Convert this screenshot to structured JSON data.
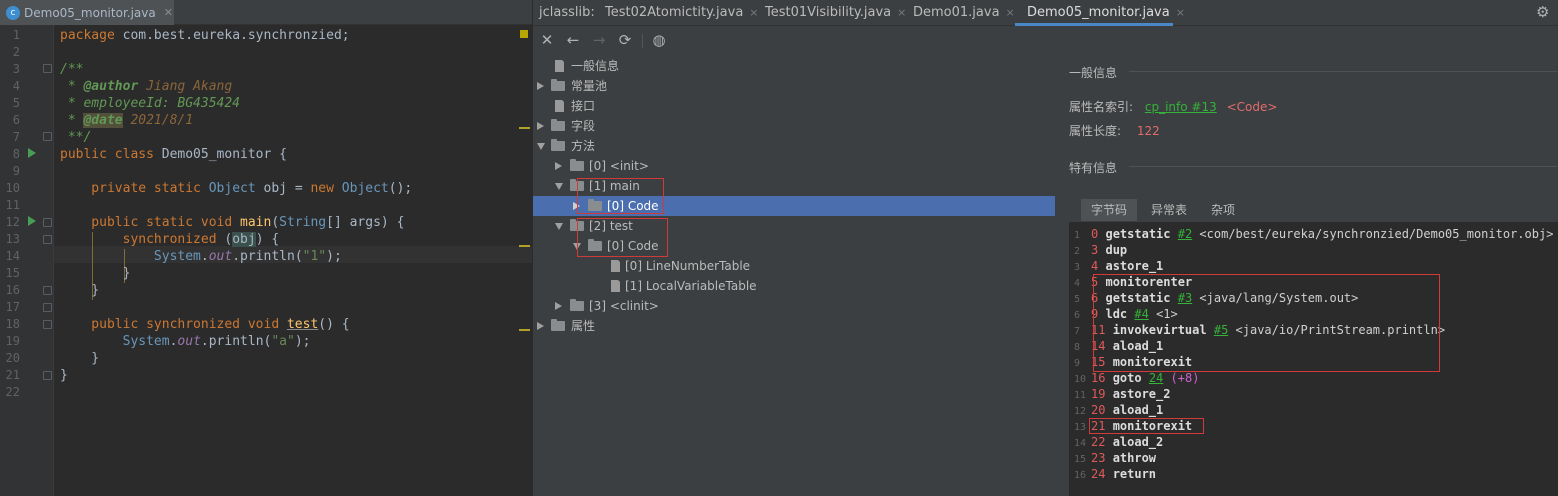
{
  "editor": {
    "tab": {
      "label": "Demo05_monitor.java",
      "icon": "c-class-icon"
    },
    "lines": [
      "1",
      "2",
      "3",
      "4",
      "5",
      "6",
      "7",
      "8",
      "9",
      "10",
      "11",
      "12",
      "13",
      "14",
      "15",
      "16",
      "17",
      "18",
      "19",
      "20",
      "21",
      "22"
    ],
    "code": {
      "l1_kw": "package",
      "l1_rest": " com.best.eureka.synchronzied;",
      "l3": "/**",
      "l4_pre": " * ",
      "l4_tag": "@author",
      "l4_val": " Jiang Akang",
      "l5": " * employeeId: BG435424",
      "l6_pre": " * ",
      "l6_tag": "@date",
      "l6_val": " 2021/8/1",
      "l7": " **/",
      "l8_kw": "public class ",
      "l8_name": "Demo05_monitor {",
      "l10_kw": "    private static ",
      "l10_typ": "Object",
      "l10_a": " obj = ",
      "l10_kw2": "new ",
      "l10_typ2": "Object",
      "l10_b": "();",
      "l12_kw": "    public static void ",
      "l12_fn": "main",
      "l12_a": "(",
      "l12_typ": "String",
      "l12_b": "[] args) {",
      "l13_kw": "        synchronized ",
      "l13_a": "(",
      "l13_obj": "obj",
      "l13_b": ") {",
      "l14_pre": "            ",
      "l14_sys": "System",
      "l14_dot": ".",
      "l14_out": "out",
      "l14_call": ".println(",
      "l14_str": "\"1\"",
      "l14_end": ");",
      "l15": "        }",
      "l16": "    }",
      "l18_kw": "    public synchronized void ",
      "l18_fn": "test",
      "l18_end": "() {",
      "l19_pre": "        ",
      "l19_sys": "System",
      "l19_dot": ".",
      "l19_out": "out",
      "l19_call": ".println(",
      "l19_str": "\"a\"",
      "l19_end": ");",
      "l20": "    }",
      "l21": "}"
    }
  },
  "jclasslib": {
    "label": "jclasslib:",
    "tabs": [
      {
        "label": "Test02Atomictity.java",
        "close": "×"
      },
      {
        "label": "Test01Visibility.java",
        "close": "×"
      },
      {
        "label": "Demo01.java",
        "close": "×"
      },
      {
        "label": "Demo05_monitor.java",
        "close": "×",
        "active": true
      }
    ],
    "toolbar": [
      "close-icon",
      "back-icon",
      "forward-icon",
      "refresh-icon",
      "browser-icon"
    ],
    "tree": [
      {
        "label": "一般信息"
      },
      {
        "label": "常量池"
      },
      {
        "label": "接口"
      },
      {
        "label": "字段"
      },
      {
        "label": "方法"
      },
      {
        "label": "[0] <init>"
      },
      {
        "label": "[1] main"
      },
      {
        "label": "[0] Code",
        "selected": true
      },
      {
        "label": "[2] test"
      },
      {
        "label": "[0] Code"
      },
      {
        "label": "[0] LineNumberTable"
      },
      {
        "label": "[1] LocalVariableTable"
      },
      {
        "label": "[3] <clinit>"
      },
      {
        "label": "属性"
      }
    ],
    "general": {
      "title": "一般信息",
      "name_index_label": "属性名索引:",
      "name_index_link": "cp_info #13",
      "name_index_value": "<Code>",
      "length_label": "属性长度:",
      "length_value": "122"
    },
    "specific_title": "特有信息",
    "subtabs": [
      "字节码",
      "异常表",
      "杂项"
    ],
    "bytecode": [
      {
        "n": "1",
        "off": "0",
        "op": "getstatic",
        "ref": "#2",
        "arg": "<com/best/eureka/synchronzied/Demo05_monitor.obj>"
      },
      {
        "n": "2",
        "off": "3",
        "op": "dup"
      },
      {
        "n": "3",
        "off": "4",
        "op": "astore_1"
      },
      {
        "n": "4",
        "off": "5",
        "op": "monitorenter"
      },
      {
        "n": "5",
        "off": "6",
        "op": "getstatic",
        "ref": "#3",
        "arg": "<java/lang/System.out>"
      },
      {
        "n": "6",
        "off": "9",
        "op": "ldc",
        "ref": "#4",
        "arg": "<1>"
      },
      {
        "n": "7",
        "off": "11",
        "op": "invokevirtual",
        "ref": "#5",
        "arg": "<java/io/PrintStream.println>"
      },
      {
        "n": "8",
        "off": "14",
        "op": "aload_1"
      },
      {
        "n": "9",
        "off": "15",
        "op": "monitorexit"
      },
      {
        "n": "10",
        "off": "16",
        "op": "goto",
        "ref": "24",
        "extra": "(+8)"
      },
      {
        "n": "11",
        "off": "19",
        "op": "astore_2"
      },
      {
        "n": "12",
        "off": "20",
        "op": "aload_1"
      },
      {
        "n": "13",
        "off": "21",
        "op": "monitorexit"
      },
      {
        "n": "14",
        "off": "22",
        "op": "aload_2"
      },
      {
        "n": "15",
        "off": "23",
        "op": "athrow"
      },
      {
        "n": "16",
        "off": "24",
        "op": "return"
      }
    ]
  }
}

EXERCISE REQUIREMENTS ▸
Output the data exactly. Pictures don't belong in the result.

WRITTEN ANSWER ▸
Convert this screenshot to structured JSON data.
{
  "editor": {
    "tab": {
      "label": "Demo05_monitor.java",
      "icon": "c-class-icon"
    },
    "lines": [
      "1",
      "2",
      "3",
      "4",
      "5",
      "6",
      "7",
      "8",
      "9",
      "10",
      "11",
      "12",
      "13",
      "14",
      "15",
      "16",
      "17",
      "18",
      "19",
      "20",
      "21",
      "22"
    ],
    "code": {
      "l1_kw": "package",
      "l1_rest": " com.best.eureka.synchronzied;",
      "l3": "/**",
      "l4_pre": " * ",
      "l4_tag": "@author",
      "l4_val": " Jiang Akang",
      "l5": " * employeeId: BG435424",
      "l6_pre": " * ",
      "l6_tag": "@date",
      "l6_val": " 2021/8/1",
      "l7": " **/",
      "l8_kw": "public class ",
      "l8_name": "Demo05_monitor {",
      "l10_kw": "    private static ",
      "l10_typ": "Object",
      "l10_a": " obj = ",
      "l10_kw2": "new ",
      "l10_typ2": "Object",
      "l10_b": "();",
      "l12_kw": "    public static void ",
      "l12_fn": "main",
      "l12_a": "(",
      "l12_typ": "String",
      "l12_b": "[] args) {",
      "l13_kw": "        synchronized ",
      "l13_a": "(",
      "l13_obj": "obj",
      "l13_b": ") {",
      "l14_pre": "            ",
      "l14_sys": "System",
      "l14_dot": ".",
      "l14_out": "out",
      "l14_call": ".println(",
      "l14_str": "\"1\"",
      "l14_end": ");",
      "l15": "        }",
      "l16": "    }",
      "l18_kw": "    public synchronized void ",
      "l18_fn": "test",
      "l18_end": "() {",
      "l19_pre": "        ",
      "l19_sys": "System",
      "l19_dot": ".",
      "l19_out": "out",
      "l19_call": ".println(",
      "l19_str": "\"a\"",
      "l19_end": ");",
      "l20": "    }",
      "l21": "}"
    }
  },
  "jclasslib": {
    "label": "jclasslib:",
    "tabs": [
      {
        "label": "Test02Atomictity.java",
        "close": "×"
      },
      {
        "label": "Test01Visibility.java",
        "close": "×"
      },
      {
        "label": "Demo01.java",
        "close": "×"
      },
      {
        "label": "Demo05_monitor.java",
        "close": "×",
        "active": true
      }
    ],
    "toolbar": [
      "close-icon",
      "back-icon",
      "forward-icon",
      "refresh-icon",
      "browser-icon"
    ],
    "tree": [
      {
        "label": "一般信息"
      },
      {
        "label": "常量池"
      },
      {
        "label": "接口"
      },
      {
        "label": "字段"
      },
      {
        "label": "方法"
      },
      {
        "label": "[0] <init>"
      },
      {
        "label": "[1] main"
      },
      {
        "label": "[0] Code",
        "selected": true
      },
      {
        "label": "[2] test"
      },
      {
        "label": "[0] Code"
      },
      {
        "label": "[0] LineNumberTable"
      },
      {
        "label": "[1] LocalVariableTable"
      },
      {
        "label": "[3] <clinit>"
      },
      {
        "label": "属性"
      }
    ],
    "general": {
      "title": "一般信息",
      "name_index_label": "属性名索引:",
      "name_index_link": "cp_info #13",
      "name_index_value": "<Code>",
      "length_label": "属性长度:",
      "length_value": "122"
    },
    "specific_title": "特有信息",
    "subtabs": [
      "字节码",
      "异常表",
      "杂项"
    ],
    "bytecode": [
      {
        "n": "1",
        "off": "0",
        "op": "getstatic",
        "ref": "#2",
        "arg": "<com/best/eureka/synchronzied/Demo05_monitor.obj>"
      },
      {
        "n": "2",
        "off": "3",
        "op": "dup"
      },
      {
        "n": "3",
        "off": "4",
        "op": "astore_1"
      },
      {
        "n": "4",
        "off": "5",
        "op": "monitorenter"
      },
      {
        "n": "5",
        "off": "6",
        "op": "getstatic",
        "ref": "#3",
        "arg": "<java/lang/System.out>"
      },
      {
        "n": "6",
        "off": "9",
        "op": "ldc",
        "ref": "#4",
        "arg": "<1>"
      },
      {
        "n": "7",
        "off": "11",
        "op": "invokevirtual",
        "ref": "#5",
        "arg": "<java/io/PrintStream.println>"
      },
      {
        "n": "8",
        "off": "14",
        "op": "aload_1"
      },
      {
        "n": "9",
        "off": "15",
        "op": "monitorexit"
      },
      {
        "n": "10",
        "off": "16",
        "op": "goto",
        "ref": "24",
        "extra": "(+8)"
      },
      {
        "n": "11",
        "off": "19",
        "op": "astore_2"
      },
      {
        "n": "12",
        "off": "20",
        "op": "aload_1"
      },
      {
        "n": "13",
        "off": "21",
        "op": "monitorexit"
      },
      {
        "n": "14",
        "off": "22",
        "op": "aload_2"
      },
      {
        "n": "15",
        "off": "23",
        "op": "athrow"
      },
      {
        "n": "16",
        "off": "24",
        "op": "return"
      }
    ]
  }
}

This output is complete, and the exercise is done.